* BEGIN *

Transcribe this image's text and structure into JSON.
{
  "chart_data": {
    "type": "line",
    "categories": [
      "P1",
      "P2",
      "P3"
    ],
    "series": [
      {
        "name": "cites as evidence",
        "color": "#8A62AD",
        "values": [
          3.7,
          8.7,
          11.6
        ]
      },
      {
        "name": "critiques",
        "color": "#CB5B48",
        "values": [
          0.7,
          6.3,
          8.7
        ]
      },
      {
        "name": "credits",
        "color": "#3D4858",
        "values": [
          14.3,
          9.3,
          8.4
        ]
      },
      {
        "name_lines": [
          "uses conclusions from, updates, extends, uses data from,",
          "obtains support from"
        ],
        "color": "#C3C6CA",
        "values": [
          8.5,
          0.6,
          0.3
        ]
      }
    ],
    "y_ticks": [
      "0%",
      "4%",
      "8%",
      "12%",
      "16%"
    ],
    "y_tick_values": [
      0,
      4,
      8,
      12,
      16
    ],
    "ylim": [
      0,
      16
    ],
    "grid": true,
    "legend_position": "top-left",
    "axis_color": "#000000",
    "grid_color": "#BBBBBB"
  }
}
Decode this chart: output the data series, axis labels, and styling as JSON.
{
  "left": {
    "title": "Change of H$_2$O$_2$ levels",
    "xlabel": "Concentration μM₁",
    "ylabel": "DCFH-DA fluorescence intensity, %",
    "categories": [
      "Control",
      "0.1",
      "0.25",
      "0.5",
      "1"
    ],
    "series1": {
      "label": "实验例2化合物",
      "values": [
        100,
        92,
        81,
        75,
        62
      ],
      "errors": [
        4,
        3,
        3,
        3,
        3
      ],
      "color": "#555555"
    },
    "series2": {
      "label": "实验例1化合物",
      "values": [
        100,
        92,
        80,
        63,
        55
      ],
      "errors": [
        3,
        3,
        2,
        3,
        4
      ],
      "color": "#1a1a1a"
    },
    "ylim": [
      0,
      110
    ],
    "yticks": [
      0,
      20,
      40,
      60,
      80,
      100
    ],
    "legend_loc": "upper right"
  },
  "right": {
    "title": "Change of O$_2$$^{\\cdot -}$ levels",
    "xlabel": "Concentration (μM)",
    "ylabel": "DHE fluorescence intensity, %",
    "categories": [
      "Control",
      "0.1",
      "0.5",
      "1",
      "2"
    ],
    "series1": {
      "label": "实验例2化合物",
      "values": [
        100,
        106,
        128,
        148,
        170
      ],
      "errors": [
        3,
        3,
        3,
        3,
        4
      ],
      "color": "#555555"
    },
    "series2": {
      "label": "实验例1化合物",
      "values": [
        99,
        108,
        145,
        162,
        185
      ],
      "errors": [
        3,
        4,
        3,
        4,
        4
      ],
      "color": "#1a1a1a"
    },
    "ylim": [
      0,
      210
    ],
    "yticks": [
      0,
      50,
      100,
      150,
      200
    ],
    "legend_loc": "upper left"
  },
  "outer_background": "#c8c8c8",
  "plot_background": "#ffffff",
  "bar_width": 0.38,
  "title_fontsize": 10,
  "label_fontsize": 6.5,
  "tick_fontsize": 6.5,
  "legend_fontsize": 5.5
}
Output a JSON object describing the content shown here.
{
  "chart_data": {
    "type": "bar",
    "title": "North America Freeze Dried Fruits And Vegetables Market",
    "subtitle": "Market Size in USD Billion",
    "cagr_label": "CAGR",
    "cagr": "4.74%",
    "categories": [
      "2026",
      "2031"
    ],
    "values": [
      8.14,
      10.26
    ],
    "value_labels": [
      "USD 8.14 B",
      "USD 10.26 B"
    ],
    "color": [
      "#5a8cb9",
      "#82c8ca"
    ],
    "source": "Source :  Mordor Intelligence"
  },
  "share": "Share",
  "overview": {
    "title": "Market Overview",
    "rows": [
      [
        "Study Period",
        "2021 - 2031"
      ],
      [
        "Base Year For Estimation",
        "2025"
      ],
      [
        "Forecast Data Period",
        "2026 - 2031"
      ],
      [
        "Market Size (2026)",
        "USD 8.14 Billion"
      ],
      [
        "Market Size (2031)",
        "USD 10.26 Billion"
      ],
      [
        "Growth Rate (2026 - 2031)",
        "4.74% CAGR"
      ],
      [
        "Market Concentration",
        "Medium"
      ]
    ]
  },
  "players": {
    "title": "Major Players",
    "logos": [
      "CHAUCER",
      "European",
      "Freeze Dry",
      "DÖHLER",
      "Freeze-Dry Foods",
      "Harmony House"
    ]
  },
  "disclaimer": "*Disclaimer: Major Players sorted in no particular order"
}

* END *
* BEGIN *

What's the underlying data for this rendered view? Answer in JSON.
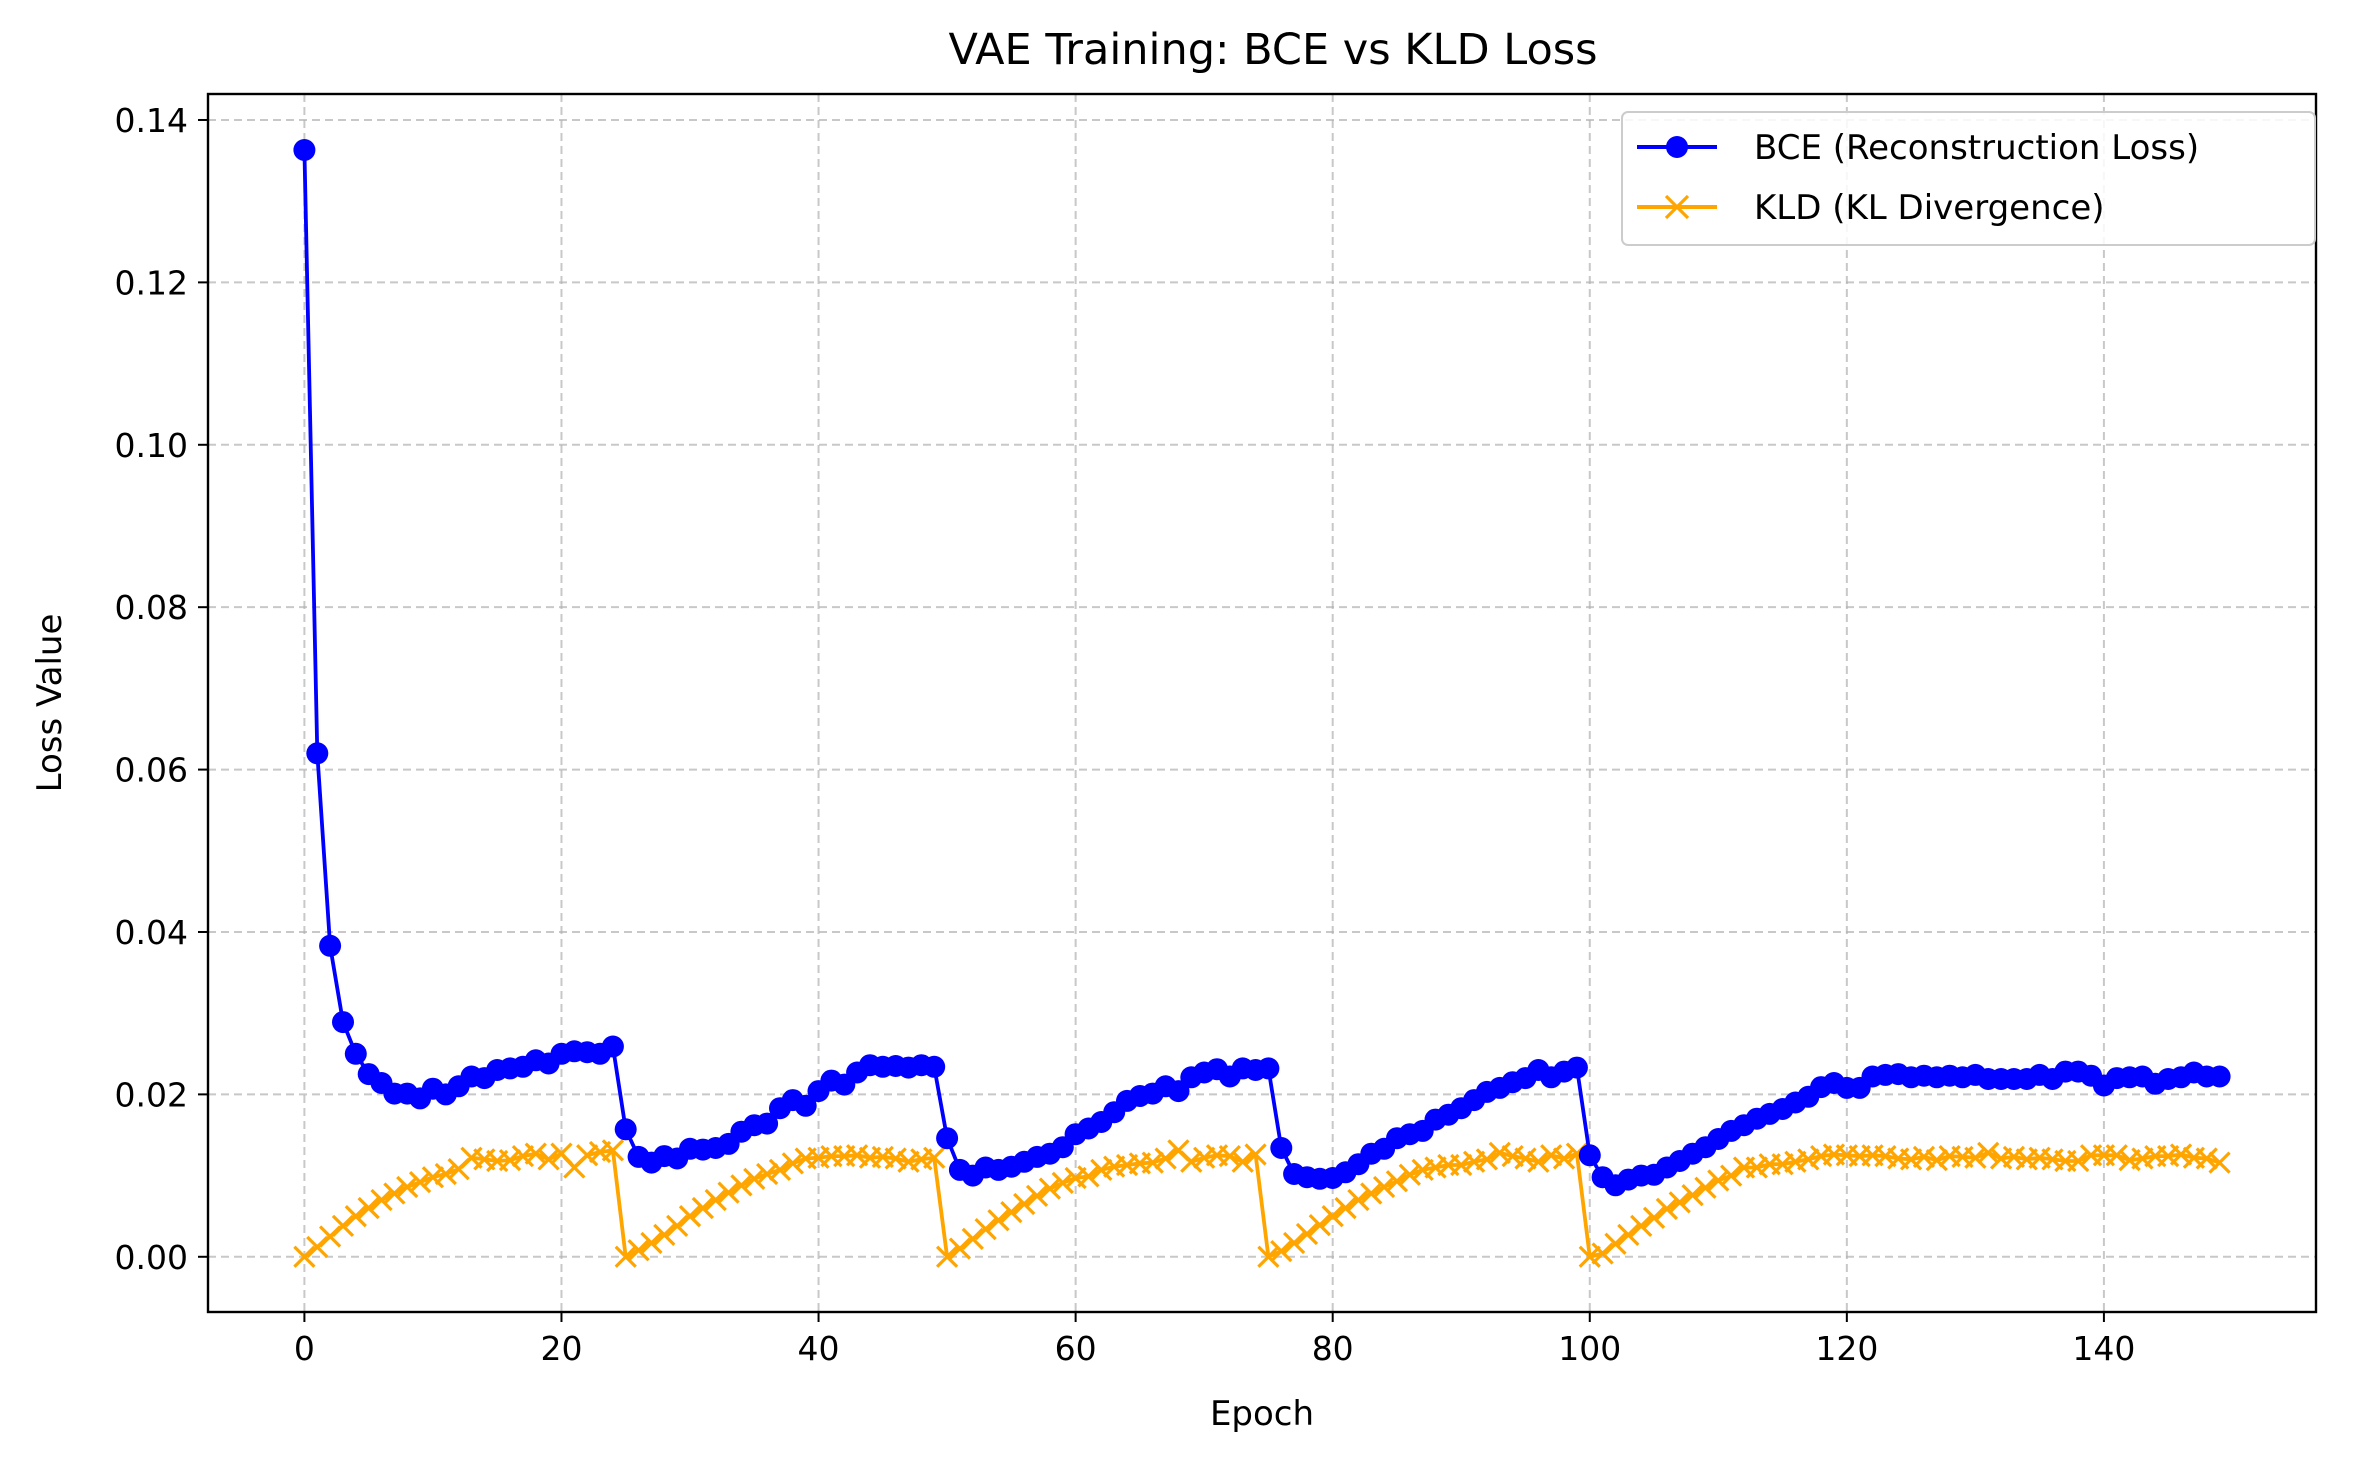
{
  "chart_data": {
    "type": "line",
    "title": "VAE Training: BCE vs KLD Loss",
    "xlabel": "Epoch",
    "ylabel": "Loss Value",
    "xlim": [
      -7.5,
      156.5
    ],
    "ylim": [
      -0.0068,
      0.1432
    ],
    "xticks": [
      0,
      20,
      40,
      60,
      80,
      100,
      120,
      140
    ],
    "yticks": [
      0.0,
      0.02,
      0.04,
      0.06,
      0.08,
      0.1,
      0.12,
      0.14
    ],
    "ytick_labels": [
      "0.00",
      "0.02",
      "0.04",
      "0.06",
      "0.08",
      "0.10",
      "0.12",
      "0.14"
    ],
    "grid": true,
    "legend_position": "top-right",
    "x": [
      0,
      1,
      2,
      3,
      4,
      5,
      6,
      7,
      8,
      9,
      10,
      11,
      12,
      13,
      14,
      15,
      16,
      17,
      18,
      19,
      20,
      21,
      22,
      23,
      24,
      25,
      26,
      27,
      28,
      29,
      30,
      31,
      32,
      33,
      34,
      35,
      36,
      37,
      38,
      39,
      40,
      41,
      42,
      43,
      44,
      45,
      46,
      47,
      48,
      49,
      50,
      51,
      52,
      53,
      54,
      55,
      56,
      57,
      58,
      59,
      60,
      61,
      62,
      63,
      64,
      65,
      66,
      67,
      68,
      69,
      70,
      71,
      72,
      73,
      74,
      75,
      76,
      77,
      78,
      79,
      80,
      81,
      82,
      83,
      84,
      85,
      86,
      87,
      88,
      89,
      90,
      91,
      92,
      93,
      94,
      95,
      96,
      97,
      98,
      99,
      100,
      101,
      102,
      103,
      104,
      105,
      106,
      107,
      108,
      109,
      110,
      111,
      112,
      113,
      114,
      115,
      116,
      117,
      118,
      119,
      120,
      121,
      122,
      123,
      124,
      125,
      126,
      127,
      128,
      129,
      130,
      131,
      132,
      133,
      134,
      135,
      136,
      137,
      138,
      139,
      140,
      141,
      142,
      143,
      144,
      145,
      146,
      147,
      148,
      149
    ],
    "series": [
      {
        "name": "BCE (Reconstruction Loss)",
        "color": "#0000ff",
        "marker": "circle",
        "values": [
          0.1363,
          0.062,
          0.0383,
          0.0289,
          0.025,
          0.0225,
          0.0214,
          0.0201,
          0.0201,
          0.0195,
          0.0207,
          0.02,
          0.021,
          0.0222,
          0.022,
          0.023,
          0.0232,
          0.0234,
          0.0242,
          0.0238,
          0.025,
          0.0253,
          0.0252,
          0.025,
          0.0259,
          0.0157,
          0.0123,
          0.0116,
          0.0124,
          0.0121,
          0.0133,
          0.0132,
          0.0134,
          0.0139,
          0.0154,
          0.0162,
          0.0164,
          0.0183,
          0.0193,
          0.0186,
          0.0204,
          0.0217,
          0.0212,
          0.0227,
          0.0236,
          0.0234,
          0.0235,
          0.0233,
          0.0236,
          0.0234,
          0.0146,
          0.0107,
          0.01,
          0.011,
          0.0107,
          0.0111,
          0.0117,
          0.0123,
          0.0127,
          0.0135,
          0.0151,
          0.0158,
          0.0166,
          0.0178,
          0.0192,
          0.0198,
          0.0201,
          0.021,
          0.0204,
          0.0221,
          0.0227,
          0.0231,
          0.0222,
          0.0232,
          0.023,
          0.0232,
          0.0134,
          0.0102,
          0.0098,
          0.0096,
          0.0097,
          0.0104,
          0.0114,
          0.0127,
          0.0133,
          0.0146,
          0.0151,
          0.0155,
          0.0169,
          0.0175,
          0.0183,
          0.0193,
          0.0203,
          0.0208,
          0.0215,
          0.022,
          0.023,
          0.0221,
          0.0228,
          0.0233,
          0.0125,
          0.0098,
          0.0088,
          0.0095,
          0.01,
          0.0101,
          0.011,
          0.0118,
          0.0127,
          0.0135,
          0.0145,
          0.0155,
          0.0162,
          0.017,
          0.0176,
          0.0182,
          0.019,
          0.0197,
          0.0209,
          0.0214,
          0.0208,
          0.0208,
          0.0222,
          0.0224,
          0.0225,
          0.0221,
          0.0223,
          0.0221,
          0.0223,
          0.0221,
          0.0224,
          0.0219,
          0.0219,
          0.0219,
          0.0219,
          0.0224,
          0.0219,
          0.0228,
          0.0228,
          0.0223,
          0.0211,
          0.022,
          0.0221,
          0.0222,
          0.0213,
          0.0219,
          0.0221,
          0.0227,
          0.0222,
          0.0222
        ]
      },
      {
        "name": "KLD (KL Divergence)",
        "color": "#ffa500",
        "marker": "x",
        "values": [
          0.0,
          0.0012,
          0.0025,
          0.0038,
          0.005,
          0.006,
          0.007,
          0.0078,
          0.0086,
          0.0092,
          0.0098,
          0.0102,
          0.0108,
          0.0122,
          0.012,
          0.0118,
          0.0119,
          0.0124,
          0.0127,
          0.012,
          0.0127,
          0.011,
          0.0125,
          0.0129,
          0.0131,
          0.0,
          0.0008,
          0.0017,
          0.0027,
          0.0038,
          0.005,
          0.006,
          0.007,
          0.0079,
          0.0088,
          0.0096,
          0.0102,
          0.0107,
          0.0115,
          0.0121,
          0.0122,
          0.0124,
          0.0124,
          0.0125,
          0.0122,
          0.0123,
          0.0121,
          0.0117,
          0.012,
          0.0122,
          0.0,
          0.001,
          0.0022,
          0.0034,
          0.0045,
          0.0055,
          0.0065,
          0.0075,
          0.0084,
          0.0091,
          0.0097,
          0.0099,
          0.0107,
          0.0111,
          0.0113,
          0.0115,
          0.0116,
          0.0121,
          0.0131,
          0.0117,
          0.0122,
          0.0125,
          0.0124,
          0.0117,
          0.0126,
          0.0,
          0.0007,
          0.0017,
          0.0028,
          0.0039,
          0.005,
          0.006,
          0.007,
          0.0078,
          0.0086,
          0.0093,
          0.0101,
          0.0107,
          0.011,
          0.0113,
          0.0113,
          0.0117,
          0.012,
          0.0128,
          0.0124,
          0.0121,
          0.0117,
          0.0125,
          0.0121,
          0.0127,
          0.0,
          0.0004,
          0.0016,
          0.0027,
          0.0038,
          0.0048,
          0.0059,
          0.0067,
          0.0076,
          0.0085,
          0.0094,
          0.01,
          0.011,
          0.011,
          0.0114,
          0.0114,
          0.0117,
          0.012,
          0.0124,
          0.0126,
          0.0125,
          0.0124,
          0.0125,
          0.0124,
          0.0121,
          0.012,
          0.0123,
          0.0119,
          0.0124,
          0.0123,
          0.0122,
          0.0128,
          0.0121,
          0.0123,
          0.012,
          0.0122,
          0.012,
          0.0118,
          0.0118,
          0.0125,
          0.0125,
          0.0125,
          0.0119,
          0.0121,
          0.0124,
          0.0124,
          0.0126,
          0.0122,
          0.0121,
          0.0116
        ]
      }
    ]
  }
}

* END *

→ Set task
Report each line in the data that holds the word "upper".

→ Result for this exercise
    "legend_loc": "upper right"
    "legend_loc": "upper left"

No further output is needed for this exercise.